▶ **EXERCISE DESCRIPTION**: Everything in the listing should be restated word for word.

▶ **Records**:
=-=-=
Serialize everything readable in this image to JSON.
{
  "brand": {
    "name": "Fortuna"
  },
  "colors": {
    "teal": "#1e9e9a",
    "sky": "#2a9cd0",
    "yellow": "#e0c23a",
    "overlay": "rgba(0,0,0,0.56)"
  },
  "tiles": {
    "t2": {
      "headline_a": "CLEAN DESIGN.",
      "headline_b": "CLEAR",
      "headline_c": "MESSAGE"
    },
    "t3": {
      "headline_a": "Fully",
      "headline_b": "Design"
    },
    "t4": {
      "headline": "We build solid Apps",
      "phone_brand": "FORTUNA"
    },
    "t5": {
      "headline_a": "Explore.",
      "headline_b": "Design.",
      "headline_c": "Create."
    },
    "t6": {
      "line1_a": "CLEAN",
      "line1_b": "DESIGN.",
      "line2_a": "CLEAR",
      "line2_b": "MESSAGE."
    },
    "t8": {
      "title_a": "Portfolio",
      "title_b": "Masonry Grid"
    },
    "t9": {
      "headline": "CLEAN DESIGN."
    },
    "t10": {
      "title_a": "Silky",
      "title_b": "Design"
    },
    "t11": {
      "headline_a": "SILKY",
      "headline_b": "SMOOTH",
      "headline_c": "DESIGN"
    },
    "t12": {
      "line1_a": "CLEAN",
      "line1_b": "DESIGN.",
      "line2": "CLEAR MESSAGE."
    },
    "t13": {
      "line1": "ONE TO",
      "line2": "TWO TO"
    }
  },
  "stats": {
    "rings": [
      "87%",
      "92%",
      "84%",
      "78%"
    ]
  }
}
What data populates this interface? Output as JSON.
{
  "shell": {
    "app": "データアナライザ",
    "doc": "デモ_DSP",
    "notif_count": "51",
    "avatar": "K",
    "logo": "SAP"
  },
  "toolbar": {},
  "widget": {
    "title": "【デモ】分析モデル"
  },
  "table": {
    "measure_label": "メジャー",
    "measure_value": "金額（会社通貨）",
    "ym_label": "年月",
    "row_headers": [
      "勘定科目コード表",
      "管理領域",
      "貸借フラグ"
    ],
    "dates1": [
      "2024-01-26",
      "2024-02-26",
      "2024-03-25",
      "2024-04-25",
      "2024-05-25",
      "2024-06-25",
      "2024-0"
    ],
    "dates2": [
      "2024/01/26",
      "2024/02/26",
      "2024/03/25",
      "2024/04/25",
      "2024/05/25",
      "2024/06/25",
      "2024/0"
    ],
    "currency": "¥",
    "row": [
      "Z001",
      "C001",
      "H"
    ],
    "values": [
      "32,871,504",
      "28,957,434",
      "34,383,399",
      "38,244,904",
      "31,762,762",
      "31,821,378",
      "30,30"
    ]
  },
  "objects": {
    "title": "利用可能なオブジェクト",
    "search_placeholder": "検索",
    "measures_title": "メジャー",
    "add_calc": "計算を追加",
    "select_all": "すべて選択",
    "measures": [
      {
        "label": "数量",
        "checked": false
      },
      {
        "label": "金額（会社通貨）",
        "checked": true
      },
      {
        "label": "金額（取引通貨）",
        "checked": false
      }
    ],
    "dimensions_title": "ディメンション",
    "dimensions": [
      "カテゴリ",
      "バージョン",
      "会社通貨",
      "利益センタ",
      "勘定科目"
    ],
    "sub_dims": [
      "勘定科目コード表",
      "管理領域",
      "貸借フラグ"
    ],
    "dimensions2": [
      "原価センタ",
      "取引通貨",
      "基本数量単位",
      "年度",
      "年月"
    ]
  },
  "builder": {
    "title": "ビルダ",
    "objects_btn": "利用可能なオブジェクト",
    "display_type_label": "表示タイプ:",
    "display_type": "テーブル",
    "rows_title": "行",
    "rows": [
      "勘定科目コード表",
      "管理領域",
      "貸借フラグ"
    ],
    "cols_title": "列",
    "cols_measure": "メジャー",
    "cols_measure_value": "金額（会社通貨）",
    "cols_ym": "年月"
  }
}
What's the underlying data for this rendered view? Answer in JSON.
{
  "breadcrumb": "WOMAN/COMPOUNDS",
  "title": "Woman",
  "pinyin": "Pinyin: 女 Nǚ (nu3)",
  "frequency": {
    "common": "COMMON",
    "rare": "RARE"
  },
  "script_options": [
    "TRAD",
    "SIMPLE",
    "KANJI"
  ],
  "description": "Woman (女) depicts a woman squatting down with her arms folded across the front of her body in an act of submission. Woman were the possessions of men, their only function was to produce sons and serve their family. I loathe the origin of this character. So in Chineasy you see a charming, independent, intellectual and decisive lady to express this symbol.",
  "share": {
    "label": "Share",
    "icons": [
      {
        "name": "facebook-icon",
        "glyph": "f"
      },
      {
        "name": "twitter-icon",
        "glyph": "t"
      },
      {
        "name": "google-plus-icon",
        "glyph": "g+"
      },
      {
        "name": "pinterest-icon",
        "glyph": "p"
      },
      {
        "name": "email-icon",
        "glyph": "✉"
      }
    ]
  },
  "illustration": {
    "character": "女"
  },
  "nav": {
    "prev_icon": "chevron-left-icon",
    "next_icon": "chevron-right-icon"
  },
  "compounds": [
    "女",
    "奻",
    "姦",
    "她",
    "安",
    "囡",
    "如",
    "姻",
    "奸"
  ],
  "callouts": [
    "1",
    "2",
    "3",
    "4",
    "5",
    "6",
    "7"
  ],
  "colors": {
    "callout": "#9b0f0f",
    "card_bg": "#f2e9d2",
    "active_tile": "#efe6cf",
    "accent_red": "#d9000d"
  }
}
=-=-=
▶ **EXERCISE RESULT**:
Serialize everything readable in this image to JSON.
{
  "brand": {
    "name": "Fortuna"
  },
  "colors": {
    "teal": "#1e9e9a",
    "sky": "#2a9cd0",
    "yellow": "#e0c23a",
    "overlay": "rgba(0,0,0,0.56)"
  },
  "tiles": {
    "t2": {
      "headline_a": "CLEAN DESIGN.",
      "headline_b": "CLEAR",
      "headline_c": "MESSAGE"
    },
    "t3": {
      "headline_a": "Fully",
      "headline_b": "Design"
    },
    "t4": {
      "headline": "We build solid Apps",
      "phone_brand": "FORTUNA"
    },
    "t5": {
      "headline_a": "Explore.",
      "headline_b": "Design.",
      "headline_c": "Create."
    },
    "t6": {
      "line1_a": "CLEAN",
      "line1_b": "DESIGN.",
      "line2_a": "CLEAR",
      "line2_b": "MESSAGE."
    },
    "t8": {
      "title_a": "Portfolio",
      "title_b": "Masonry Grid"
    },
    "t9": {
      "headline": "CLEAN DESIGN."
    },
    "t10": {
      "title_a": "Silky",
      "title_b": "Design"
    },
    "t11": {
      "headline_a": "SILKY",
      "headline_b": "SMOOTH",
      "headline_c": "DESIGN"
    },
    "t12": {
      "line1_a": "CLEAN",
      "line1_b": "DESIGN.",
      "line2": "CLEAR MESSAGE."
    },
    "t13": {
      "line1": "ONE TO",
      "line2": "TWO TO"
    }
  },
  "stats": {
    "rings": [
      "87%",
      "92%",
      "84%",
      "78%"
    ]
  }
}
What data populates this interface? Output as JSON.
{
  "shell": {
    "app": "データアナライザ",
    "doc": "デモ_DSP",
    "notif_count": "51",
    "avatar": "K",
    "logo": "SAP"
  },
  "toolbar": {},
  "widget": {
    "title": "【デモ】分析モデル"
  },
  "table": {
    "measure_label": "メジャー",
    "measure_value": "金額（会社通貨）",
    "ym_label": "年月",
    "row_headers": [
      "勘定科目コード表",
      "管理領域",
      "貸借フラグ"
    ],
    "dates1": [
      "2024-01-26",
      "2024-02-26",
      "2024-03-25",
      "2024-04-25",
      "2024-05-25",
      "2024-06-25",
      "2024-0"
    ],
    "dates2": [
      "2024/01/26",
      "2024/02/26",
      "2024/03/25",
      "2024/04/25",
      "2024/05/25",
      "2024/06/25",
      "2024/0"
    ],
    "currency": "¥",
    "row": [
      "Z001",
      "C001",
      "H"
    ],
    "values": [
      "32,871,504",
      "28,957,434",
      "34,383,399",
      "38,244,904",
      "31,762,762",
      "31,821,378",
      "30,30"
    ]
  },
  "objects": {
    "title": "利用可能なオブジェクト",
    "search_placeholder": "検索",
    "measures_title": "メジャー",
    "add_calc": "計算を追加",
    "select_all": "すべて選択",
    "measures": [
      {
        "label": "数量",
        "checked": false
      },
      {
        "label": "金額（会社通貨）",
        "checked": true
      },
      {
        "label": "金額（取引通貨）",
        "checked": false
      }
    ],
    "dimensions_title": "ディメンション",
    "dimensions": [
      "カテゴリ",
      "バージョン",
      "会社通貨",
      "利益センタ",
      "勘定科目"
    ],
    "sub_dims": [
      "勘定科目コード表",
      "管理領域",
      "貸借フラグ"
    ],
    "dimensions2": [
      "原価センタ",
      "取引通貨",
      "基本数量単位",
      "年度",
      "年月"
    ]
  },
  "builder": {
    "title": "ビルダ",
    "objects_btn": "利用可能なオブジェクト",
    "display_type_label": "表示タイプ:",
    "display_type": "テーブル",
    "rows_title": "行",
    "rows": [
      "勘定科目コード表",
      "管理領域",
      "貸借フラグ"
    ],
    "cols_title": "列",
    "cols_measure": "メジャー",
    "cols_measure_value": "金額（会社通貨）",
    "cols_ym": "年月"
  }
}
What's the underlying data for this rendered view? Answer in JSON.
{
  "breadcrumb": "WOMAN/COMPOUNDS",
  "title": "Woman",
  "pinyin": "Pinyin: 女 Nǚ (nu3)",
  "frequency": {
    "common": "COMMON",
    "rare": "RARE"
  },
  "script_options": [
    "TRAD",
    "SIMPLE",
    "KANJI"
  ],
  "description": "Woman (女) depicts a woman squatting down with her arms folded across the front of her body in an act of submission. Woman were the possessions of men, their only function was to produce sons and serve their family. I loathe the origin of this character. So in Chineasy you see a charming, independent, intellectual and decisive lady to express this symbol.",
  "share": {
    "label": "Share",
    "icons": [
      {
        "name": "facebook-icon",
        "glyph": "f"
      },
      {
        "name": "twitter-icon",
        "glyph": "t"
      },
      {
        "name": "google-plus-icon",
        "glyph": "g+"
      },
      {
        "name": "pinterest-icon",
        "glyph": "p"
      },
      {
        "name": "email-icon",
        "glyph": "✉"
      }
    ]
  },
  "illustration": {
    "character": "女"
  },
  "nav": {
    "prev_icon": "chevron-left-icon",
    "next_icon": "chevron-right-icon"
  },
  "compounds": [
    "女",
    "奻",
    "姦",
    "她",
    "安",
    "囡",
    "如",
    "姻",
    "奸"
  ],
  "callouts": [
    "1",
    "2",
    "3",
    "4",
    "5",
    "6",
    "7"
  ],
  "colors": {
    "callout": "#9b0f0f",
    "card_bg": "#f2e9d2",
    "active_tile": "#efe6cf",
    "accent_red": "#d9000d"
  }
}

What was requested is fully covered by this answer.